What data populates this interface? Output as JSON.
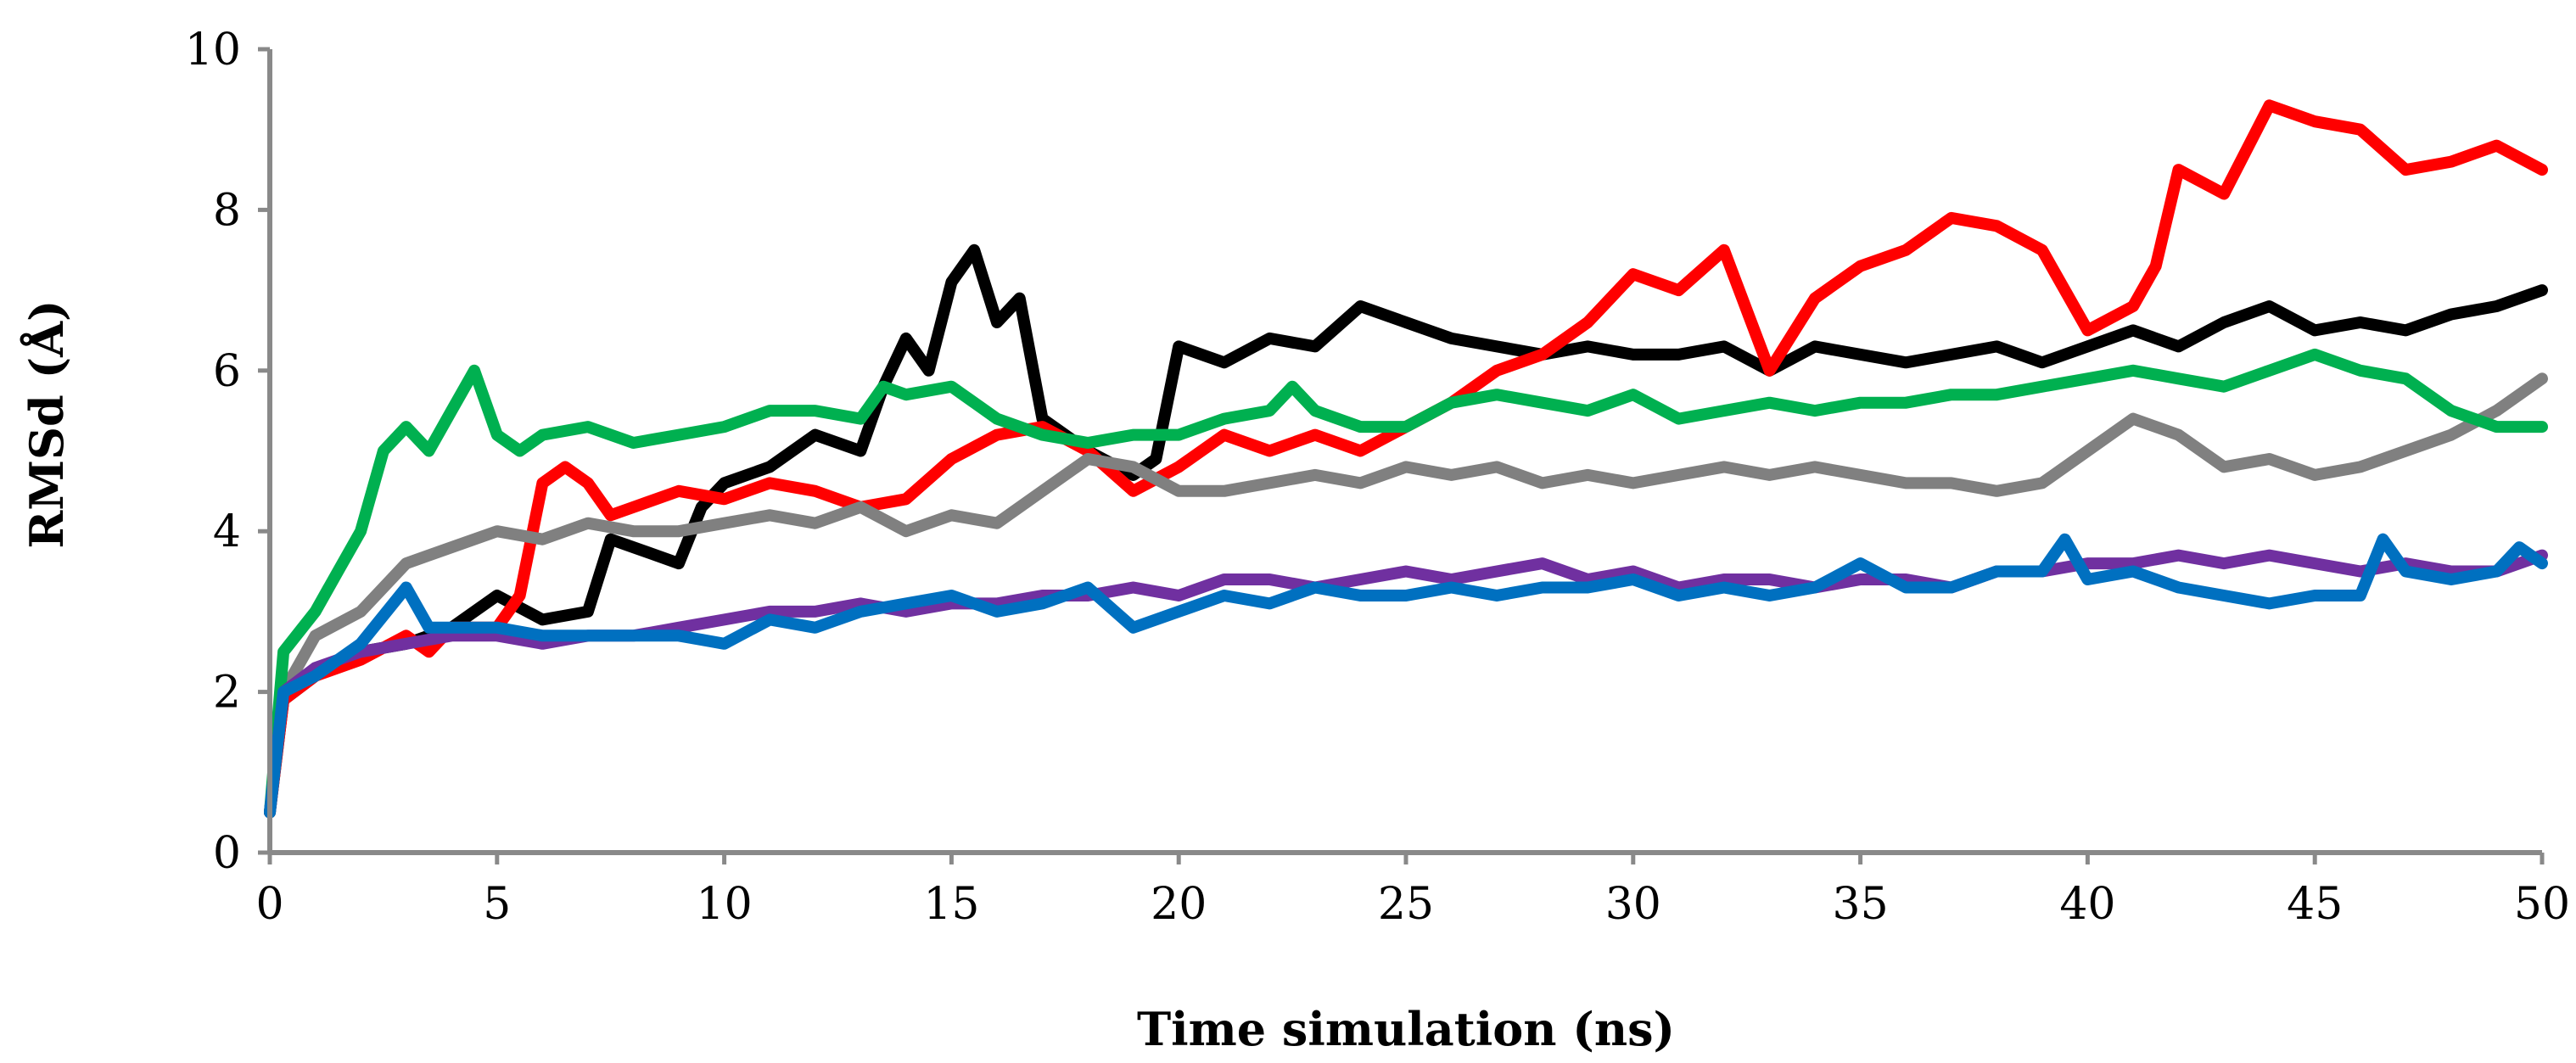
{
  "chart_data": {
    "type": "line",
    "title": "",
    "xlabel": "Time simulation  (ns)",
    "ylabel": "RMSd (Å)",
    "xlim": [
      0,
      50
    ],
    "ylim": [
      0,
      10
    ],
    "x_ticks": [
      0,
      5,
      10,
      15,
      20,
      25,
      30,
      35,
      40,
      45,
      50
    ],
    "y_ticks": [
      0,
      2,
      4,
      6,
      8,
      10
    ],
    "grid": false,
    "legend": "none",
    "series": [
      {
        "name": "black",
        "color": "#000000",
        "x": [
          0,
          0.3,
          1,
          2,
          3,
          4,
          5,
          6,
          7,
          7.5,
          8,
          9,
          9.5,
          10,
          11,
          12,
          13,
          13.5,
          14,
          14.5,
          15,
          15.5,
          16,
          16.5,
          17,
          18,
          19,
          19.5,
          20,
          21,
          22,
          23,
          24,
          25,
          26,
          27,
          28,
          29,
          30,
          31,
          32,
          33,
          34,
          35,
          36,
          37,
          38,
          39,
          40,
          41,
          42,
          43,
          44,
          45,
          46,
          47,
          48,
          49,
          50
        ],
        "y": [
          0.5,
          1.9,
          2.2,
          2.5,
          2.6,
          2.8,
          3.2,
          2.9,
          3.0,
          3.9,
          3.8,
          3.6,
          4.3,
          4.6,
          4.8,
          5.2,
          5.0,
          5.8,
          6.4,
          6.0,
          7.1,
          7.5,
          6.6,
          6.9,
          5.4,
          5.0,
          4.7,
          4.9,
          6.3,
          6.1,
          6.4,
          6.3,
          6.8,
          6.6,
          6.4,
          6.3,
          6.2,
          6.3,
          6.2,
          6.2,
          6.3,
          6.0,
          6.3,
          6.2,
          6.1,
          6.2,
          6.3,
          6.1,
          6.3,
          6.5,
          6.3,
          6.6,
          6.8,
          6.5,
          6.6,
          6.5,
          6.7,
          6.8,
          7.0
        ]
      },
      {
        "name": "red",
        "color": "#ff0000",
        "x": [
          0,
          0.3,
          1,
          2,
          3,
          3.5,
          4,
          5,
          5.5,
          6,
          6.5,
          7,
          7.5,
          8,
          9,
          10,
          11,
          12,
          13,
          14,
          15,
          16,
          17,
          18,
          19,
          20,
          21,
          22,
          23,
          24,
          25,
          26,
          27,
          28,
          29,
          30,
          31,
          32,
          33,
          34,
          35,
          36,
          37,
          38,
          39,
          40,
          41,
          41.5,
          42,
          43,
          44,
          45,
          46,
          47,
          48,
          49,
          50
        ],
        "y": [
          0.5,
          1.9,
          2.2,
          2.4,
          2.7,
          2.5,
          2.8,
          2.8,
          3.2,
          4.6,
          4.8,
          4.6,
          4.2,
          4.3,
          4.5,
          4.4,
          4.6,
          4.5,
          4.3,
          4.4,
          4.9,
          5.2,
          5.3,
          5.0,
          4.5,
          4.8,
          5.2,
          5.0,
          5.2,
          5.0,
          5.3,
          5.6,
          6.0,
          6.2,
          6.6,
          7.2,
          7.0,
          7.5,
          6.0,
          6.9,
          7.3,
          7.5,
          7.9,
          7.8,
          7.5,
          6.5,
          6.8,
          7.3,
          8.5,
          8.2,
          9.3,
          9.1,
          9.0,
          8.5,
          8.6,
          8.8,
          8.5
        ]
      },
      {
        "name": "gray",
        "color": "#808080",
        "x": [
          0,
          0.3,
          1,
          2,
          3,
          4,
          5,
          6,
          7,
          8,
          9,
          10,
          11,
          12,
          13,
          14,
          15,
          16,
          17,
          18,
          19,
          20,
          21,
          22,
          23,
          24,
          25,
          26,
          27,
          28,
          29,
          30,
          31,
          32,
          33,
          34,
          35,
          36,
          37,
          38,
          39,
          40,
          41,
          42,
          43,
          44,
          45,
          46,
          47,
          48,
          49,
          50
        ],
        "y": [
          0.5,
          2.0,
          2.7,
          3.0,
          3.6,
          3.8,
          4.0,
          3.9,
          4.1,
          4.0,
          4.0,
          4.1,
          4.2,
          4.1,
          4.3,
          4.0,
          4.2,
          4.1,
          4.5,
          4.9,
          4.8,
          4.5,
          4.5,
          4.6,
          4.7,
          4.6,
          4.8,
          4.7,
          4.8,
          4.6,
          4.7,
          4.6,
          4.7,
          4.8,
          4.7,
          4.8,
          4.7,
          4.6,
          4.6,
          4.5,
          4.6,
          5.0,
          5.4,
          5.2,
          4.8,
          4.9,
          4.7,
          4.8,
          5.0,
          5.2,
          5.5,
          5.9
        ]
      },
      {
        "name": "green",
        "color": "#00b050",
        "x": [
          0,
          0.3,
          1,
          1.5,
          2,
          2.5,
          3,
          3.5,
          4,
          4.5,
          5,
          5.5,
          6,
          7,
          8,
          9,
          10,
          11,
          12,
          13,
          13.5,
          14,
          15,
          16,
          17,
          18,
          19,
          20,
          21,
          22,
          22.5,
          23,
          24,
          25,
          26,
          27,
          28,
          29,
          30,
          31,
          32,
          33,
          34,
          35,
          36,
          37,
          38,
          39,
          40,
          41,
          42,
          43,
          44,
          45,
          46,
          47,
          48,
          49,
          50
        ],
        "y": [
          0.5,
          2.5,
          3.0,
          3.5,
          4.0,
          5.0,
          5.3,
          5.0,
          5.5,
          6.0,
          5.2,
          5.0,
          5.2,
          5.3,
          5.1,
          5.2,
          5.3,
          5.5,
          5.5,
          5.4,
          5.8,
          5.7,
          5.8,
          5.4,
          5.2,
          5.1,
          5.2,
          5.2,
          5.4,
          5.5,
          5.8,
          5.5,
          5.3,
          5.3,
          5.6,
          5.7,
          5.6,
          5.5,
          5.7,
          5.4,
          5.5,
          5.6,
          5.5,
          5.6,
          5.6,
          5.7,
          5.7,
          5.8,
          5.9,
          6.0,
          5.9,
          5.8,
          6.0,
          6.2,
          6.0,
          5.9,
          5.5,
          5.3,
          5.3
        ]
      },
      {
        "name": "purple",
        "color": "#7030a0",
        "x": [
          0,
          0.3,
          1,
          2,
          3,
          4,
          5,
          6,
          7,
          8,
          9,
          10,
          11,
          12,
          13,
          14,
          15,
          16,
          17,
          18,
          19,
          20,
          21,
          22,
          23,
          24,
          25,
          26,
          27,
          28,
          29,
          30,
          31,
          32,
          33,
          34,
          35,
          36,
          37,
          38,
          39,
          40,
          41,
          42,
          43,
          44,
          45,
          46,
          47,
          48,
          49,
          50
        ],
        "y": [
          0.5,
          2.0,
          2.3,
          2.5,
          2.6,
          2.7,
          2.7,
          2.6,
          2.7,
          2.7,
          2.8,
          2.9,
          3.0,
          3.0,
          3.1,
          3.0,
          3.1,
          3.1,
          3.2,
          3.2,
          3.3,
          3.2,
          3.4,
          3.4,
          3.3,
          3.4,
          3.5,
          3.4,
          3.5,
          3.6,
          3.4,
          3.5,
          3.3,
          3.4,
          3.4,
          3.3,
          3.4,
          3.4,
          3.3,
          3.5,
          3.5,
          3.6,
          3.6,
          3.7,
          3.6,
          3.7,
          3.6,
          3.5,
          3.6,
          3.5,
          3.5,
          3.7
        ]
      },
      {
        "name": "blue",
        "color": "#0070c0",
        "x": [
          0,
          0.3,
          1,
          2,
          3,
          3.5,
          4,
          5,
          6,
          7,
          8,
          9,
          10,
          11,
          12,
          13,
          14,
          15,
          16,
          17,
          18,
          19,
          20,
          21,
          22,
          23,
          24,
          25,
          26,
          27,
          28,
          29,
          30,
          31,
          32,
          33,
          34,
          35,
          36,
          37,
          38,
          39,
          39.5,
          40,
          41,
          42,
          43,
          44,
          45,
          46,
          46.5,
          47,
          48,
          49,
          49.5,
          50
        ],
        "y": [
          0.5,
          2.0,
          2.2,
          2.6,
          3.3,
          2.8,
          2.8,
          2.8,
          2.7,
          2.7,
          2.7,
          2.7,
          2.6,
          2.9,
          2.8,
          3.0,
          3.1,
          3.2,
          3.0,
          3.1,
          3.3,
          2.8,
          3.0,
          3.2,
          3.1,
          3.3,
          3.2,
          3.2,
          3.3,
          3.2,
          3.3,
          3.3,
          3.4,
          3.2,
          3.3,
          3.2,
          3.3,
          3.6,
          3.3,
          3.3,
          3.5,
          3.5,
          3.9,
          3.4,
          3.5,
          3.3,
          3.2,
          3.1,
          3.2,
          3.2,
          3.9,
          3.5,
          3.4,
          3.5,
          3.8,
          3.6
        ]
      }
    ]
  }
}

□ □ □ □

Task instructions – How many lines of the entries above hold the string "color"? Reply with the number alone.

Task output – 6